** Begin RECORD SET **

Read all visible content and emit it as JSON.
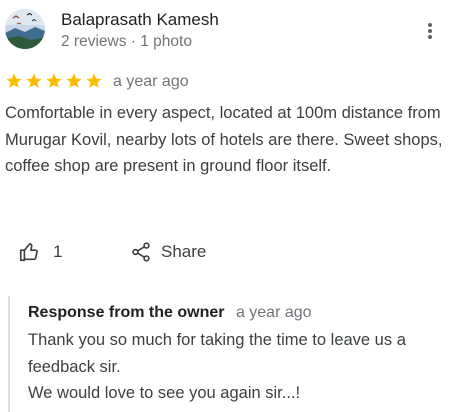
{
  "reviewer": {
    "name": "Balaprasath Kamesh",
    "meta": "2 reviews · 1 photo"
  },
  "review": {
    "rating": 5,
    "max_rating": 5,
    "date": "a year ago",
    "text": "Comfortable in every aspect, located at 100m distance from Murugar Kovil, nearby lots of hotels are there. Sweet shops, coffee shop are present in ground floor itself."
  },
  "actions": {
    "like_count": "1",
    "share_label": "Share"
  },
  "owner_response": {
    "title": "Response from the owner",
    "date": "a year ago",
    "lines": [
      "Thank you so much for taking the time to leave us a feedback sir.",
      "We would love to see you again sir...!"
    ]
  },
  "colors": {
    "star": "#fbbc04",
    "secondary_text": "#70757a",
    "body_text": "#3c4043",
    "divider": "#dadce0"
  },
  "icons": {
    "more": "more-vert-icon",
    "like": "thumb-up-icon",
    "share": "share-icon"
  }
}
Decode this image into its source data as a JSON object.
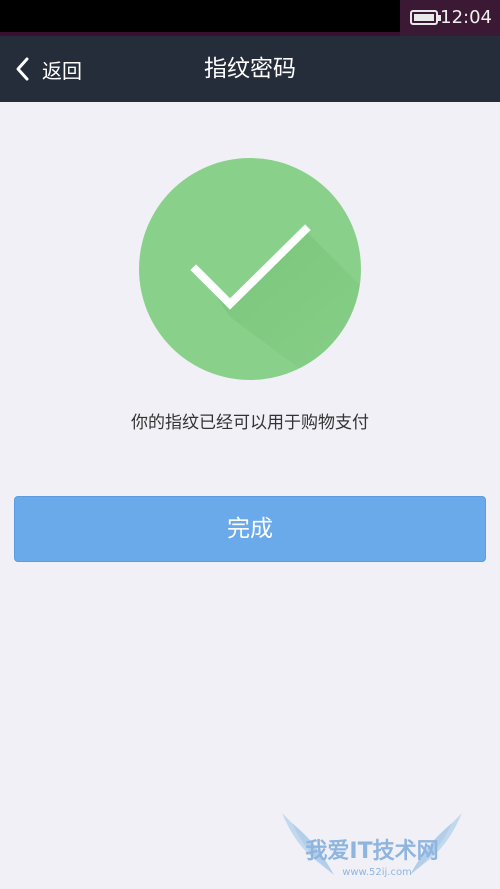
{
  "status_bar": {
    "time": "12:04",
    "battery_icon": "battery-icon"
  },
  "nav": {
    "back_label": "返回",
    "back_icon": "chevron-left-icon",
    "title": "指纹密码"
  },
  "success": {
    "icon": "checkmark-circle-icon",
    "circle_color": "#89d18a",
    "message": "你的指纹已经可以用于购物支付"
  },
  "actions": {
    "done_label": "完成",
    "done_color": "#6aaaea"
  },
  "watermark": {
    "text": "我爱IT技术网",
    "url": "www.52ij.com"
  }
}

** End RECORD SET **

> _GIVEN INSTRUCTION_: The records above are to be restated exactly, without their pictures.

> _SOLUTION_:
Read all visible content and emit it as JSON.
{
  "reviewer": {
    "name": "Balaprasath Kamesh",
    "meta": "2 reviews · 1 photo"
  },
  "review": {
    "rating": 5,
    "max_rating": 5,
    "date": "a year ago",
    "text": "Comfortable in every aspect, located at 100m distance from Murugar Kovil, nearby lots of hotels are there. Sweet shops, coffee shop are present in ground floor itself."
  },
  "actions": {
    "like_count": "1",
    "share_label": "Share"
  },
  "owner_response": {
    "title": "Response from the owner",
    "date": "a year ago",
    "lines": [
      "Thank you so much for taking the time to leave us a feedback sir.",
      "We would love to see you again sir...!"
    ]
  },
  "colors": {
    "star": "#fbbc04",
    "secondary_text": "#70757a",
    "body_text": "#3c4043",
    "divider": "#dadce0"
  },
  "icons": {
    "more": "more-vert-icon",
    "like": "thumb-up-icon",
    "share": "share-icon"
  }
}
Decode this image into its source data as a JSON object.
{
  "status_bar": {
    "time": "12:04",
    "battery_icon": "battery-icon"
  },
  "nav": {
    "back_label": "返回",
    "back_icon": "chevron-left-icon",
    "title": "指纹密码"
  },
  "success": {
    "icon": "checkmark-circle-icon",
    "circle_color": "#89d18a",
    "message": "你的指纹已经可以用于购物支付"
  },
  "actions": {
    "done_label": "完成",
    "done_color": "#6aaaea"
  },
  "watermark": {
    "text": "我爱IT技术网",
    "url": "www.52ij.com"
  }
}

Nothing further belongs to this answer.